======== INFORMATION SUPPLIED ========
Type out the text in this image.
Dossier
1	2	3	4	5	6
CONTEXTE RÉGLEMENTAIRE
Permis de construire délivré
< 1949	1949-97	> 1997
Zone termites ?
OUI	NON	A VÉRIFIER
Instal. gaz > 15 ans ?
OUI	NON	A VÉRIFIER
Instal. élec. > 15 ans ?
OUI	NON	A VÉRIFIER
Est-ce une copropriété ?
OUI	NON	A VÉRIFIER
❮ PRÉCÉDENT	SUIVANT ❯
========
=== TASK DETAILS ===
Type out the full listing again, exactly as given.

=== RESULT OF THIS EXERCISE ===
Type out the text in this image.
Dossier
1	2	3	4	5	6
CONTEXTE RÉGLEMENTAIRE
Permis de construire délivré
< 1949	1949-97	> 1997
Zone termites ?
OUI	NON	A VÉRIFIER
Instal. gaz > 15 ans ?
OUI	NON	A VÉRIFIER
Instal. élec. > 15 ans ?
OUI	NON	A VÉRIFIER
Est-ce une copropriété ?
OUI	NON	A VÉRIFIER
❮ PRÉCÉDENT	SUIVANT ❯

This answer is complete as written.